_Directions_
**a.** In the collection handling issue below, return the passage starting with "We already have" and going on through "always fully leveraged.".
**b.** In the collection handling issue that follows, rewrite the paragraph beginning "This lead to bugs" more briefly, keeping its main facts.

_Text passage_
+++++
TODO: unify and more resiliant collection handling #950

Open
opened 2025-07-21 17:53:47 +00:00 by Oneric · 0 comments
Owner

We already have a common Collections.Fetcher, but in the process of converting old code to it some Collection logic remained at the calling sites and the capabilities of the common fetcher not always fully leveraged.
There should be no special logic gated behind checks for "(Ordered)CollecctionPage", "(ordered)Items", "first" etc left outside of the common collection fetcher code. And no assumption of collection-like elements being just bare IDs — just pass them through the collection fetcher and/or get_ap_id before use.

This lead to bugs like the interop issue when bridgy introduced an inlined featured collection and might be responsible for the request fetch spams which we alleviated but had trouble reproducing and thus never fully fixed. Notably most reported instances of request spamming are related to collections (with some inline logic) (with the remaining being related to sync-user refreshes and too-strict validation).

Implementing the changes below should make things both more resilient as well as cleaner and easier to understand with everything actually using the same logic. It can be piecewise and shouldn’t be too hard; #949 can serve of an example of how such a change might look like:

  • move "private collection" logic into Collections.Fetcher
    And also interpret "403" and "404" responses as a “private” collection; currently only 200 responses with an empty item list are considered “private”.
    (This is currently used to decide whether to display follow(er|ing) counts and/or content; treating 403|404 as private collection instead of error also will reduce spurious error logs for other collection types)
+++++
_Material provided_
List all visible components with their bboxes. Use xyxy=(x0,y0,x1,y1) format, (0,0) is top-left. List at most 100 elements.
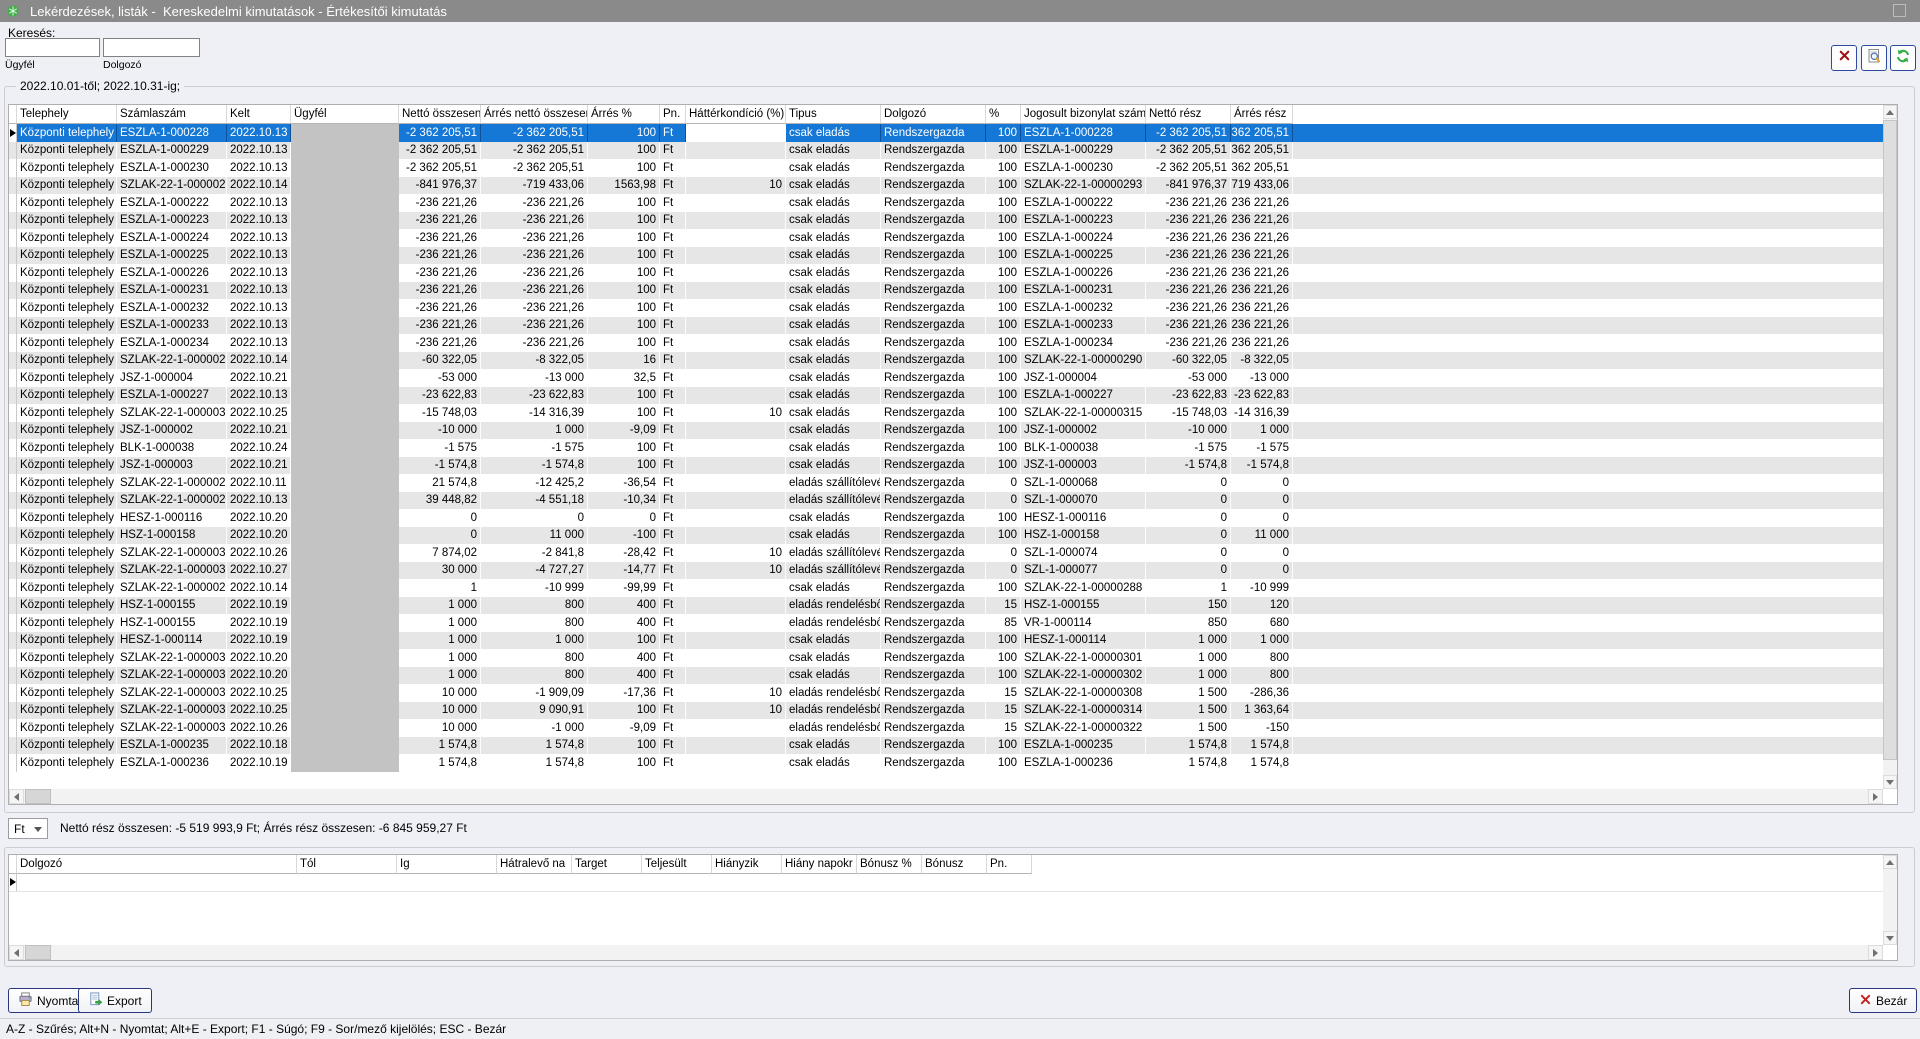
grid-cell[interactable]: -2 362 205,51 xyxy=(481,159,588,177)
grid-cell[interactable] xyxy=(686,474,786,492)
grid-cell[interactable]: HESZ-1-000114 xyxy=(1021,632,1146,650)
grid-cell[interactable]: 400 xyxy=(588,649,660,667)
grid-cell[interactable]: ESZLA-1-000234 xyxy=(1021,334,1146,352)
grid-cell[interactable]: csak eladás xyxy=(786,387,881,405)
grid-cell[interactable]: -10 999 xyxy=(481,579,588,597)
grid-cell[interactable]: Központi telephely xyxy=(17,177,117,195)
grid-cell[interactable]: -4 727,27 xyxy=(481,562,588,580)
grid-cell[interactable] xyxy=(291,492,399,510)
grid-cell[interactable]: 30 000 xyxy=(399,562,481,580)
currency-select[interactable]: Ft xyxy=(8,818,48,839)
grid-cell[interactable]: Rendszergazda xyxy=(881,369,986,387)
grid-cell[interactable]: csak eladás xyxy=(786,369,881,387)
grid-cell[interactable]: 2022.10.13 xyxy=(227,124,291,142)
grid-cell[interactable]: 800 xyxy=(1231,667,1293,685)
grid-cell[interactable]: 1 000 xyxy=(399,614,481,632)
grid-cell[interactable]: -236 221,26 xyxy=(399,282,481,300)
grid-cell[interactable]: 2022.10.25 xyxy=(227,702,291,720)
grid-cell[interactable] xyxy=(686,719,786,737)
grid-cell[interactable]: -236 221,26 xyxy=(1146,317,1231,335)
grid-cell[interactable]: 2022.10.21 xyxy=(227,422,291,440)
grid-cell[interactable]: Rendszergazda xyxy=(881,159,986,177)
grid-cell[interactable]: ESZLA-1-000223 xyxy=(1021,212,1146,230)
grid-cell[interactable]: 2022.10.13 xyxy=(227,229,291,247)
grid-cell[interactable]: -236 221,26 xyxy=(1231,334,1293,352)
grid-cell[interactable]: 2022.10.19 xyxy=(227,597,291,615)
grid-cell[interactable]: Rendszergazda xyxy=(881,562,986,580)
grid-cell[interactable]: Központi telephely xyxy=(17,317,117,335)
grid-cell[interactable]: 10 000 xyxy=(399,719,481,737)
grid-cell[interactable] xyxy=(291,527,399,545)
grid-cell[interactable]: -236 221,26 xyxy=(481,334,588,352)
grid-cell[interactable]: Rendszergazda xyxy=(881,527,986,545)
grid-cell[interactable]: 1 500 xyxy=(1146,719,1231,737)
scroll-down-icon[interactable] xyxy=(1883,775,1897,789)
grid-cell[interactable]: BLK-1-000038 xyxy=(1021,439,1146,457)
grid-cell[interactable]: 7 874,02 xyxy=(399,544,481,562)
grid-cell[interactable]: 100 xyxy=(986,299,1021,317)
grid-cell[interactable]: -150 xyxy=(1231,719,1293,737)
grid-cell[interactable]: 100 xyxy=(986,159,1021,177)
grid-cell[interactable]: VR-1-000114 xyxy=(1021,614,1146,632)
grid-cell[interactable] xyxy=(291,159,399,177)
grid-cell[interactable]: Rendszergazda xyxy=(881,579,986,597)
grid-cell[interactable]: 100 xyxy=(588,387,660,405)
grid-cell[interactable]: -23 622,83 xyxy=(1146,387,1231,405)
grid-cell[interactable]: 0 xyxy=(1146,544,1231,562)
grid-cell[interactable]: Rendszergazda xyxy=(881,667,986,685)
grid-cell[interactable]: -236 221,26 xyxy=(1146,212,1231,230)
grid-cell[interactable]: 0 xyxy=(1231,474,1293,492)
grid-cell[interactable]: -236 221,26 xyxy=(1231,282,1293,300)
grid-cell[interactable]: Központi telephely xyxy=(17,719,117,737)
grid-cell[interactable]: Rendszergazda xyxy=(881,299,986,317)
table-row[interactable]: Központi telephelyBLK-1-0000382022.10.24… xyxy=(9,439,1883,457)
column-header[interactable]: Nettó rész xyxy=(1146,105,1231,124)
grid-cell[interactable]: 2022.10.20 xyxy=(227,509,291,527)
grid-cell[interactable]: 100 xyxy=(986,177,1021,195)
grid-cell[interactable]: 0 xyxy=(986,492,1021,510)
grid-cell[interactable] xyxy=(291,369,399,387)
grid-cell[interactable]: SZL-1-000068 xyxy=(1021,474,1146,492)
grid-cell[interactable]: Ft xyxy=(660,754,686,772)
grid-cell[interactable]: csak eladás xyxy=(786,579,881,597)
grid-cell[interactable]: Központi telephely xyxy=(17,754,117,772)
grid-cell[interactable]: -236 221,26 xyxy=(1146,264,1231,282)
grid-cell[interactable] xyxy=(291,229,399,247)
column-header[interactable]: % xyxy=(986,105,1021,124)
grid-cell[interactable]: -23 622,83 xyxy=(481,387,588,405)
grid-cell[interactable] xyxy=(291,439,399,457)
grid-cell[interactable]: Központi telephely xyxy=(17,159,117,177)
grid-cell[interactable] xyxy=(686,509,786,527)
grid-cell[interactable]: ESZLA-1-000235 xyxy=(117,737,227,755)
grid-cell[interactable]: 100 xyxy=(986,667,1021,685)
grid-cell[interactable]: -12 425,2 xyxy=(481,474,588,492)
grid-cell[interactable]: Ft xyxy=(660,194,686,212)
grid-cell[interactable] xyxy=(686,457,786,475)
grid-cell[interactable]: SZLAK-22-1-00000314 xyxy=(117,702,227,720)
grid-cell[interactable]: Központi telephely xyxy=(17,387,117,405)
grid-cell[interactable]: 800 xyxy=(481,649,588,667)
grid-cell[interactable]: 16 xyxy=(588,352,660,370)
column-header[interactable]: Pn. xyxy=(987,855,1032,874)
grid-cell[interactable] xyxy=(291,754,399,772)
grid-cell[interactable]: 2022.10.20 xyxy=(227,649,291,667)
table-row[interactable]: Központi telephelySZLAK-22-1-00000302202… xyxy=(9,667,1883,685)
grid-cell[interactable]: 1 xyxy=(399,579,481,597)
grid-cell[interactable]: ESZLA-1-000226 xyxy=(1021,264,1146,282)
grid-cell[interactable]: 1 500 xyxy=(1146,684,1231,702)
grid-cell[interactable]: SZLAK-22-1-00000287 xyxy=(117,492,227,510)
grid-cell[interactable] xyxy=(686,439,786,457)
grid-cell[interactable]: 100 xyxy=(588,282,660,300)
grid-cell[interactable]: JSZ-1-000002 xyxy=(117,422,227,440)
grid-cell[interactable]: -2 362 205,51 xyxy=(1231,159,1293,177)
grid-cell[interactable]: Központi telephely xyxy=(17,299,117,317)
grid-cell[interactable]: 100 xyxy=(986,457,1021,475)
grid-cell[interactable]: ESZLA-1-000227 xyxy=(1021,387,1146,405)
grid-cell[interactable]: Központi telephely xyxy=(17,457,117,475)
grid-cell[interactable]: csak eladás xyxy=(786,299,881,317)
grid-cell[interactable]: Rendszergazda xyxy=(881,142,986,160)
grid-cell[interactable]: csak eladás xyxy=(786,737,881,755)
grid-cell[interactable]: 680 xyxy=(1231,614,1293,632)
grid-cell[interactable]: JSZ-1-000003 xyxy=(117,457,227,475)
vertical-scrollbar[interactable] xyxy=(1883,855,1897,945)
+++++
_Results for each task_
**a.**
We already have a common Collections.Fetcher, but in the process of converting old code to it some Collection logic remained at the calling sites and the capabilities of the common fetcher not always fully leveraged.

**b.** This caused bugs such as the interop issue when bridgy introduced an inlined featured collection. It may also be behind the request fetch spam, which was alleviated but never fully fixed because it was hard to reproduce. Most reported request spamming involves collections with some inline logic. The rest involves sync-user refreshes and too-strict validation.